> [Exercise] Copy every line of the material below word for word.

=== Provided material ===

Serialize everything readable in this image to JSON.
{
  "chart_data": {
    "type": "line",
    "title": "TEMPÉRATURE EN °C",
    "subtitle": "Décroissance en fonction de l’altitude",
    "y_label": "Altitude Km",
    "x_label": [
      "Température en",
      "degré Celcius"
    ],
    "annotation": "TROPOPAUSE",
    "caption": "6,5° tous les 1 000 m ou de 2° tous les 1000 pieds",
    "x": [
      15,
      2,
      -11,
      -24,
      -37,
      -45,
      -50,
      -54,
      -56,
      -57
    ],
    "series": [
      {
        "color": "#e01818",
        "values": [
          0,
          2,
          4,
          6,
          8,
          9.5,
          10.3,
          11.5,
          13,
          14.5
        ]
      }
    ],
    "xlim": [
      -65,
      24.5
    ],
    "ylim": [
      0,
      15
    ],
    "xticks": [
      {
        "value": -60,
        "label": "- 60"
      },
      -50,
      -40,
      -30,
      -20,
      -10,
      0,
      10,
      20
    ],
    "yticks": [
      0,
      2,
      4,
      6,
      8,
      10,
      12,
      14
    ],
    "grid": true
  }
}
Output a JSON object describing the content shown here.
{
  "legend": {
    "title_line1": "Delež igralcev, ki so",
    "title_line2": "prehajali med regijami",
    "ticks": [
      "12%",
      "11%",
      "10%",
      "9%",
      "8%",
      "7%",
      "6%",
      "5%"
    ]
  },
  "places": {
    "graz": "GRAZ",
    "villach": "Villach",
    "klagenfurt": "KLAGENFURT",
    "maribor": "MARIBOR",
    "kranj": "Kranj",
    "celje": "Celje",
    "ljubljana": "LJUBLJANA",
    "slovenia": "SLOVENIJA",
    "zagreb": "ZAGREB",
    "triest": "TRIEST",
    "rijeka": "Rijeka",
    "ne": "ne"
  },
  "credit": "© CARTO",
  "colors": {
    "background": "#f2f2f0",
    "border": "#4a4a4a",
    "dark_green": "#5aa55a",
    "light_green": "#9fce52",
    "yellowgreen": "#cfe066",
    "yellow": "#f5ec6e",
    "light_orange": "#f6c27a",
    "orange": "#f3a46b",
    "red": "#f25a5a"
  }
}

===

> [Solution below]
Serialize everything readable in this image to JSON.
{
  "chart_data": {
    "type": "line",
    "title": "TEMPÉRATURE EN °C",
    "subtitle": "Décroissance en fonction de l’altitude",
    "y_label": "Altitude Km",
    "x_label": [
      "Température en",
      "degré Celcius"
    ],
    "annotation": "TROPOPAUSE",
    "caption": "6,5° tous les 1 000 m ou de 2° tous les 1000 pieds",
    "x": [
      15,
      2,
      -11,
      -24,
      -37,
      -45,
      -50,
      -54,
      -56,
      -57
    ],
    "series": [
      {
        "color": "#e01818",
        "values": [
          0,
          2,
          4,
          6,
          8,
          9.5,
          10.3,
          11.5,
          13,
          14.5
        ]
      }
    ],
    "xlim": [
      -65,
      24.5
    ],
    "ylim": [
      0,
      15
    ],
    "xticks": [
      {
        "value": -60,
        "label": "- 60"
      },
      -50,
      -40,
      -30,
      -20,
      -10,
      0,
      10,
      20
    ],
    "yticks": [
      0,
      2,
      4,
      6,
      8,
      10,
      12,
      14
    ],
    "grid": true
  }
}
Output a JSON object describing the content shown here.
{
  "legend": {
    "title_line1": "Delež igralcev, ki so",
    "title_line2": "prehajali med regijami",
    "ticks": [
      "12%",
      "11%",
      "10%",
      "9%",
      "8%",
      "7%",
      "6%",
      "5%"
    ]
  },
  "places": {
    "graz": "GRAZ",
    "villach": "Villach",
    "klagenfurt": "KLAGENFURT",
    "maribor": "MARIBOR",
    "kranj": "Kranj",
    "celje": "Celje",
    "ljubljana": "LJUBLJANA",
    "slovenia": "SLOVENIJA",
    "zagreb": "ZAGREB",
    "triest": "TRIEST",
    "rijeka": "Rijeka",
    "ne": "ne"
  },
  "credit": "© CARTO",
  "colors": {
    "background": "#f2f2f0",
    "border": "#4a4a4a",
    "dark_green": "#5aa55a",
    "light_green": "#9fce52",
    "yellowgreen": "#cfe066",
    "yellow": "#f5ec6e",
    "light_orange": "#f6c27a",
    "orange": "#f3a46b",
    "red": "#f25a5a"
  }
}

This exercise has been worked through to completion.